------ Material provided
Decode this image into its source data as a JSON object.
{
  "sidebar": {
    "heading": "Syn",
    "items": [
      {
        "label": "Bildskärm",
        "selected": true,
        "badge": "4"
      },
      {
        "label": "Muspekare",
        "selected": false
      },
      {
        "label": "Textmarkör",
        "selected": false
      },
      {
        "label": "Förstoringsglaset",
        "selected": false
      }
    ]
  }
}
------------
◆ Given instruction
Write the material out exactly, with nothing left out.

◆ Response to the task
Decode this image into its source data as a JSON object.
{
  "sidebar": {
    "heading": "Syn",
    "items": [
      {
        "label": "Bildskärm",
        "selected": true,
        "badge": "4"
      },
      {
        "label": "Muspekare",
        "selected": false
      },
      {
        "label": "Textmarkör",
        "selected": false
      },
      {
        "label": "Förstoringsglaset",
        "selected": false
      }
    ]
  }
}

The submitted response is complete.